Data entries:
>>>

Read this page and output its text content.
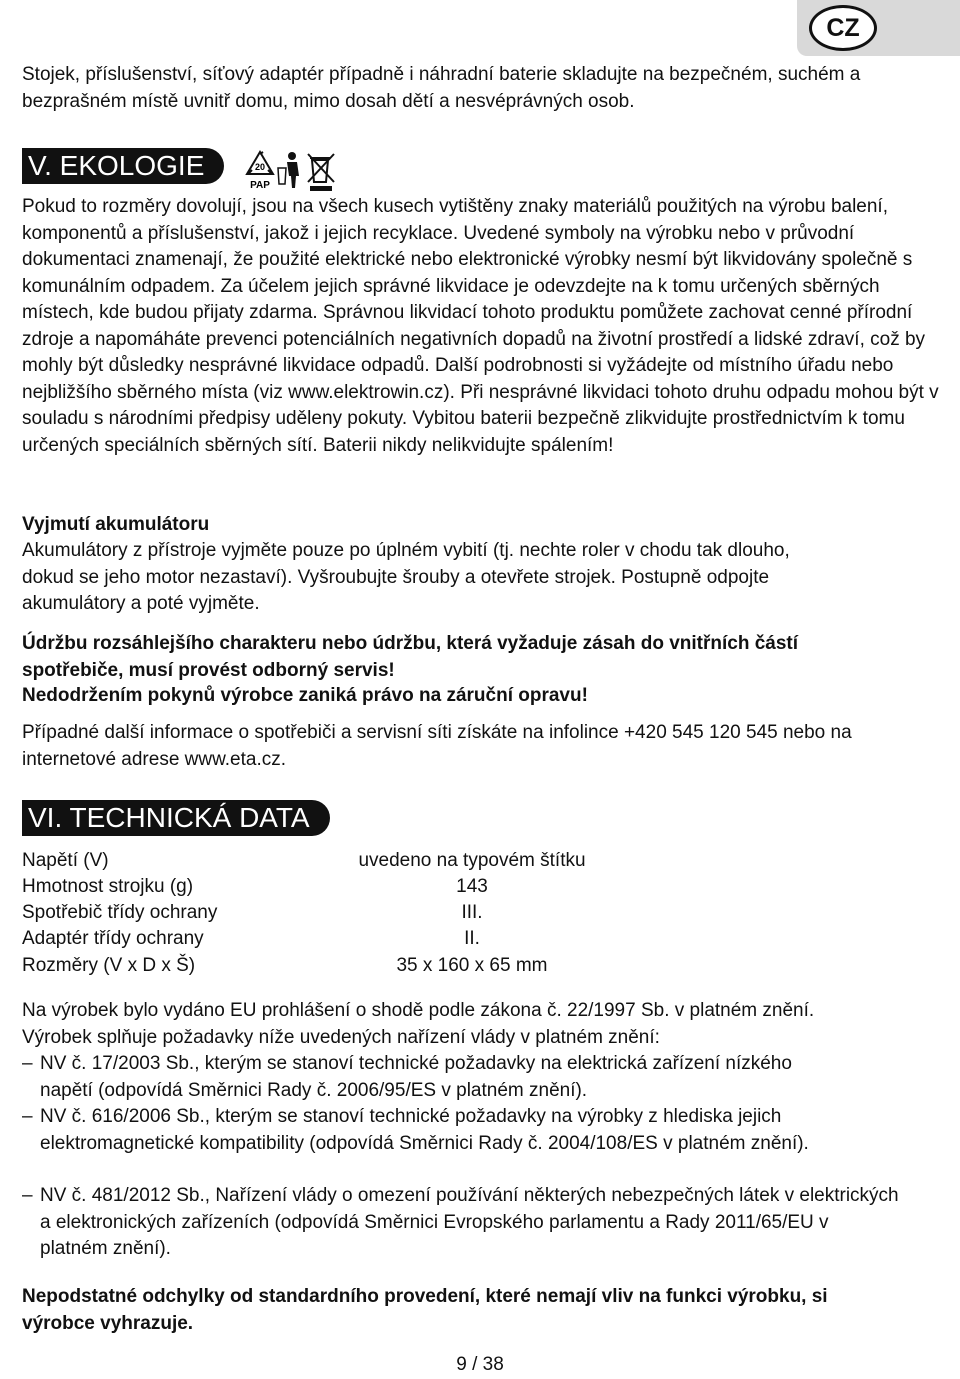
CZ

Stojek, příslušenství, síťový adaptér případně i náhradní baterie skladujte na bezpečném, suchém a bezprašném místě uvnitř domu, mimo dosah dětí a nesvéprávných osob.

V. EKOLOGIE	20
PAP

Pokud to rozměry dovolují, jsou na všech kusech vytištěny znaky materiálů použitých na výrobu balení, komponentů a příslušenství, jakož i jejich recyklace. Uvedené symboly na výrobku nebo v průvodní dokumentaci znamenají, že použité elektrické nebo elektronické výrobky nesmí být likvidovány společně s komunálním odpadem. Za účelem jejich správné likvidace je odevzdejte na k tomu určených sběrných místech, kde budou přijaty zdarma. Správnou likvidací tohoto produktu pomůžete zachovat cenné přírodní zdroje a napomáháte prevenci potenciálních negativních dopadů na životní prostředí a lidské zdraví, což by mohly být důsledky nesprávné likvidace odpadů. Další podrobnosti si vyžádejte od místního úřadu nebo nejbližšího sběrného místa (viz www.elektrowin.cz). Při nesprávné likvidaci tohoto druhu odpadu mohou být v souladu s národními předpisy uděleny pokuty. Vybitou baterii bezpečně zlikvidujte prostřednictvím k tomu určených speciálních sběrných sítí. Baterii nikdy nelikvidujte spálením!

Vyjmutí akumulátoru

Akumulátory z přístroje vyjměte pouze po úplném vybití (tj. nechte roler v chodu tak dlouho, dokud se jeho motor nezastaví). Vyšroubujte šrouby a otevřete strojek. Postupně odpojte akumulátory a poté vyjměte.

Údržbu rozsáhlejšího charakteru nebo údržbu, která vyžaduje zásah do vnitřních částí spotřebiče, musí provést odborný servis!

Nedodržením pokynů výrobce zaniká právo na záruční opravu!

Případné další informace o spotřebiči a servisní síti získáte na infolince +420 545 120 545 nebo na internetové adrese www.eta.cz.

VI. TECHNICKÁ DATA
Napětí (V)	uvedeno na typovém štítku
Hmotnost strojku (g)	143
Spotřebič třídy ochrany	III.
Adaptér třídy ochrany	II.
Rozměry (V x D x Š)	35 x 160 x 65 mm

Na výrobek bylo vydáno EU prohlášení o shodě podle zákona č. 22/1997 Sb. v platném znění. Výrobek splňuje požadavky níže uvedených nařízení vlády v platném znění:

– NV č. 17/2003 Sb., kterým se stanoví technické požadavky na elektrická zařízení nízkého napětí (odpovídá Směrnici Rady č. 2006/95/ES v platném znění).
– NV č. 616/2006 Sb., kterým se stanoví technické požadavky na výrobky z hlediska jejich elektromagnetické kompatibility (odpovídá Směrnici Rady č. 2004/108/ES v platném znění).
– NV č. 481/2012 Sb., Nařízení vlády o omezení používání některých nebezpečných látek v elektrických a elektronických zařízeních (odpovídá Směrnici Evropského parlamentu a Rady 2011/65/EU v platném znění).

Nepodstatné odchylky od standardního provedení, které nemají vliv na funkci výrobku, si výrobce vyhrazuje.

9 / 38
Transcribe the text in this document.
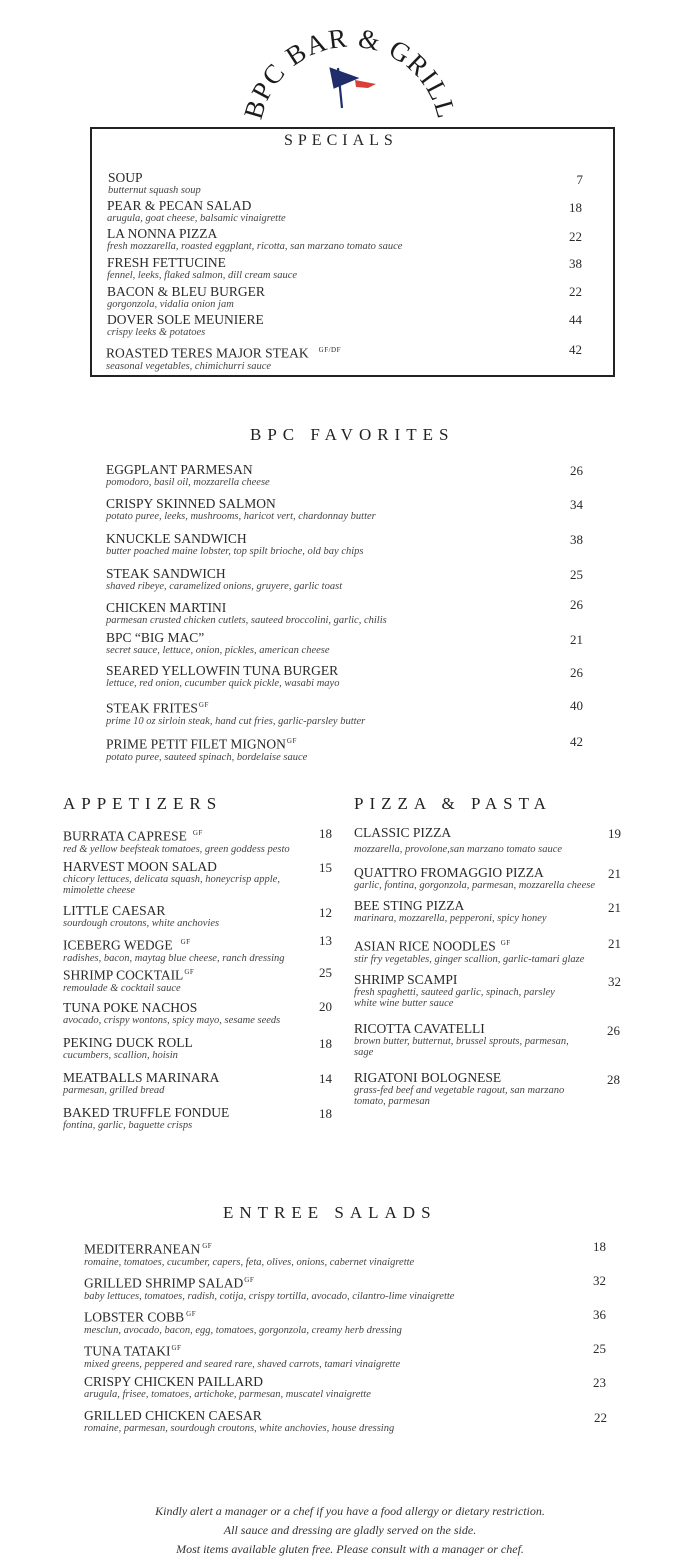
BPC BAR & GRILL
SPECIALS
SOUP
butternut squash soup
7
PEAR & PECAN SALAD
arugula, goat cheese, balsamic vinaigrette
18
LA NONNA PIZZA
fresh mozzarella, roasted eggplant, ricotta, san marzano tomato sauce
22
FRESH FETTUCINE
fennel, leeks, flaked salmon, dill cream sauce
38
BACON & BLEU BURGER
gorgonzola, vidalia onion jam
22
DOVER SOLE MEUNIERE
crispy leeks & potatoes
44
ROASTED TERES MAJOR STEAK $^{GF/DF}$
seasonal vegetables, chimichurri sauce
42
BPC FAVORITES
EGGPLANT PARMESAN
pomodoro, basil oil, mozzarella cheese
26
CRISPY SKINNED SALMON
potato puree, leeks, mushrooms, haricot vert, chardonnay butter
34
KNUCKLE SANDWICH
butter poached maine lobster, top spilt brioche, old bay chips
38
STEAK SANDWICH
shaved ribeye, caramelized onions, gruyere, garlic toast
25
CHICKEN MARTINI
parmesan crusted chicken cutlets, sauteed broccolini, garlic, chilis
26
BPC “BIG MAC”
secret sauce, lettuce, onion, pickles, american cheese
21
SEARED YELLOWFIN TUNA BURGER
lettuce, red onion, cucumber quick pickle, wasabi mayo
26
STEAK $FRITES^{GF}$
prime 10 oz sirloin steak, hand cut fries, garlic-parsley butter
40
PRIME PETIT FILET $MIGNON^{GF}$
potato puree, sauteed spinach, bordelaise sauce
42
APPETIZERS
BURRATA CAPRESE $^{GF}$
red & yellow beefsteak tomatoes, green goddess pesto
18
HARVEST MOON SALAD
chicory lettuces, delicata squash, honeycrisp apple, mimolette cheese
15
LITTLE CAESAR
sourdough croutons, white anchovies
12
ICEBERG WEDGE $^{GF}$
radishes, bacon, maytag blue cheese, ranch dressing
13
SHRIMP $COCKTAIL^{GF}$
remoulade & cocktail sauce
25
TUNA POKE NACHOS
avocado, crispy wontons, spicy mayo, sesame seeds
20
PEKING DUCK ROLL
cucumbers, scallion, hoisin
18
MEATBALLS MARINARA
parmesan, grilled bread
14
BAKED TRUFFLE FONDUE
fontina, garlic, baguette crisps
18
PIZZA & PASTA
CLASSIC PIZZA
mozzarella, provolone,san marzano tomato sauce
19
QUATTRO FROMAGGIO PIZZA
garlic, fontina, gorgonzola, parmesan, mozzarella cheese
21
BEE STING PIZZA
marinara, mozzarella, pepperoni, spicy honey
21
ASIAN RICE NOODLES $^{GF}$
stir fry vegetables, ginger scallion, garlic-tamari glaze
21
SHRIMP SCAMPI
fresh spaghetti, sauteed garlic, spinach, parsley white wine butter sauce
32
RICOTTA CAVATELLI
brown butter, butternut, brussel sprouts, parmesan, sage
26
RIGATONI BOLOGNESE
grass-fed beef and vegetable ragout, san marzano tomato, parmesan
28
ENTREE SALADS
MEDITERRANEAN $^{GF}$
romaine, tomatoes, cucumber, capers, feta, olives, onions, cabernet vinaigrette
18
GRILLED SHRIMP $SALAD^{GF}$
baby lettuces, tomatoes, radish, cotija, crispy tortilla, avocado, cilantro-lime vinaigrette
32
LOBSTER COBB $^{GF}$
mesclun, avocado, bacon, egg, tomatoes, gorgonzola, creamy herb dressing
36
TUNA $TATAKI^{GF}$
mixed greens, peppered and seared rare, shaved carrots, tamari vinaigrette
25
CRISPY CHICKEN PAILLARD
arugula, frisee, tomatoes, artichoke, parmesan, muscatel vinaigrette
23
GRILLED CHICKEN CAESAR
romaine, parmesan, sourdough croutons, white anchovies, house dressing
22
Kindly alert a manager or a chef if you have a food allergy or dietary restriction.
All sauce and dressing are gladly served on the side.
Most items available gluten free. Please consult with a manager or chef.
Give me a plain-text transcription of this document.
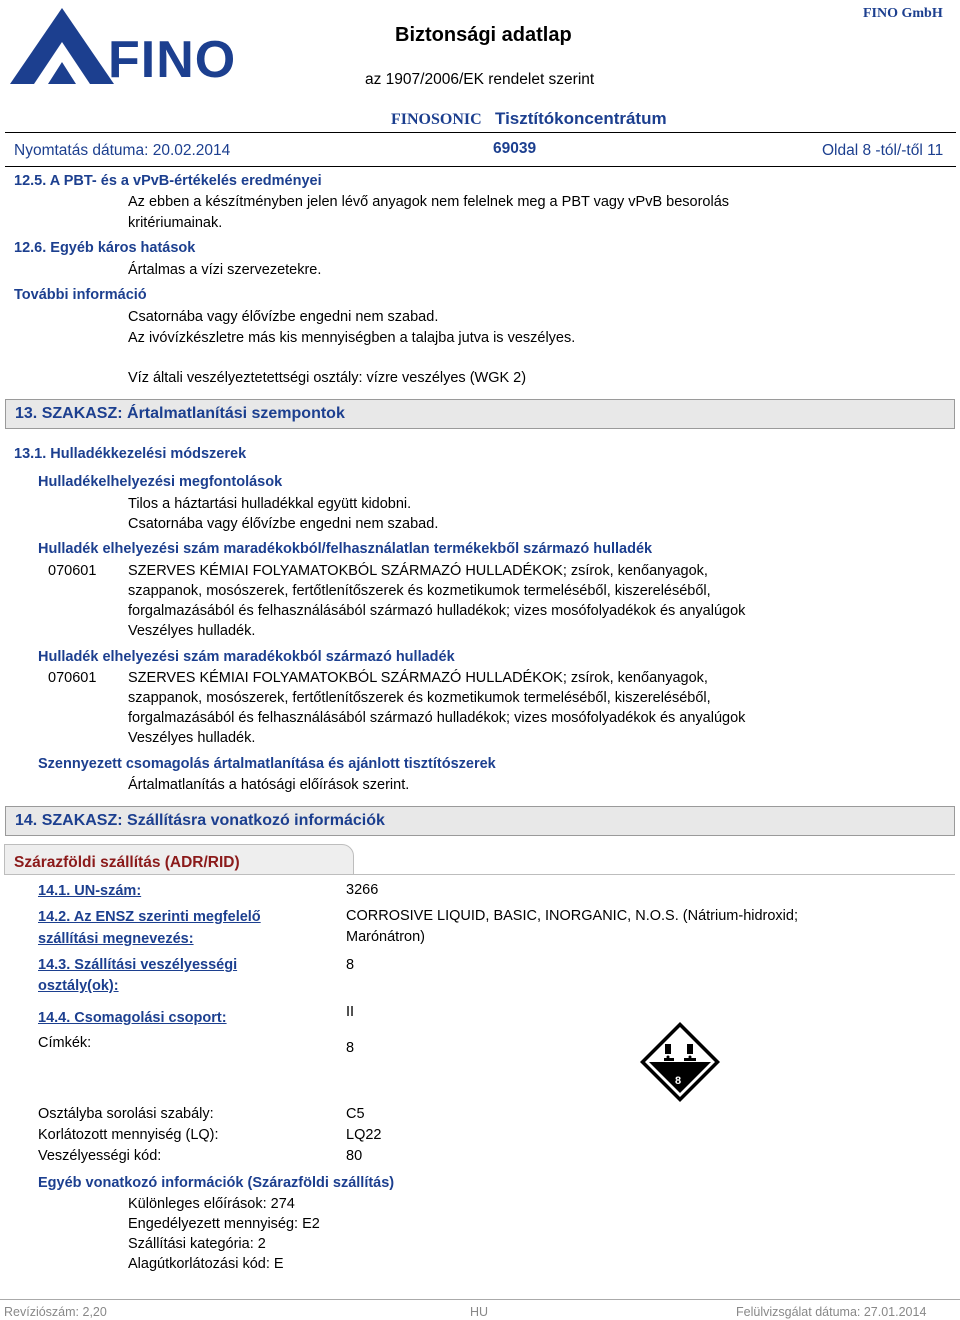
FINO	Biztonsági adatlap
FINO GmbH
az 1907/2006/EK rendelet szerint
FINOSONIC Tisztítókoncentrátum
Nyomtatás dátuma: 20.02.2014	69039	Oldal 8 -tól/-től 11
12.5. A PBT- és a vPvB-értékelés eredményei
Az ebben a készítményben jelen lévő anyagok nem felelnek meg a PBT vagy vPvB besorolás
kritériumainak.
12.6. Egyéb káros hatások
Ártalmas a vízi szervezetekre.
További információ
Csatornába vagy élővízbe engedni nem szabad.
Az ivóvízkészletre más kis mennyiségben a talajba jutva is veszélyes.
Víz általi veszélyeztetettségi osztály: vízre veszélyes (WGK 2)
13. SZAKASZ: Ártalmatlanítási szempontok
13.1. Hulladékkezelési módszerek
Hulladékelhelyezési megfontolások
Tilos a háztartási hulladékkal együtt kidobni.
Csatornába vagy élővízbe engedni nem szabad.
Hulladék elhelyezési szám maradékokból/felhasználatlan termékekből származó hulladék
070601 SZERVES KÉMIAI FOLYAMATOKBÓL SZÁRMAZÓ HULLADÉKOK; zsírok, kenőanyagok,
szappanok, mosószerek, fertőtlenítőszerek és kozmetikumok termeléséből, kiszereléséből,
forgalmazásából és felhasználásából származó hulladékok; vizes mosófolyadékok és anyalúgok
Veszélyes hulladék.
Hulladék elhelyezési szám maradékokból származó hulladék
070601 SZERVES KÉMIAI FOLYAMATOKBÓL SZÁRMAZÓ HULLADÉKOK; zsírok, kenőanyagok,
szappanok, mosószerek, fertőtlenítőszerek és kozmetikumok termeléséből, kiszereléséből,
forgalmazásából és felhasználásából származó hulladékok; vizes mosófolyadékok és anyalúgok
Veszélyes hulladék.
Szennyezett csomagolás ártalmatlanítása és ajánlott tisztítószerek
Ártalmatlanítás a hatósági előírások szerint.
14. SZAKASZ: Szállításra vonatkozó információk
Szárazföldi szállítás (ADR/RID)
14.1. UN-szám:	3266
14.2. Az ENSZ szerinti megfelelő
szállítási megnevezés:
CORROSIVE LIQUID, BASIC, INORGANIC, N.O.S. (Nátrium-hidroxid;
Marónátron)
14.3. Szállítási veszélyességi
osztály(ok):
8
14.4. Csomagolási csoport:	II
Címkék:	8
8
Osztályba sorolási szabály:	C5
Korlátozott mennyiség (LQ):	LQ22
Veszélyességi kód:	80
Egyéb vonatkozó információk (Szárazföldi szállítás)
Különleges előírások: 274
Engedélyezett mennyiség: E2
Szállítási kategória: 2
Alagútkorlátozási kód: E
Revíziószám: 2,20	HU	Felülvizsgálat dátuma: 27.01.2014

<<<

Take every line from the data that contains the word "dressing".

:: RESULT OF THE EXERCISE ::
radishes, bacon, maytag blue cheese, ranch dressing
mesclun, avocado, bacon, egg, tomatoes, gorgonzola, creamy herb dressing
romaine, parmesan, sourdough croutons, white anchovies, house dressing
All sauce and dressing are gladly served on the side.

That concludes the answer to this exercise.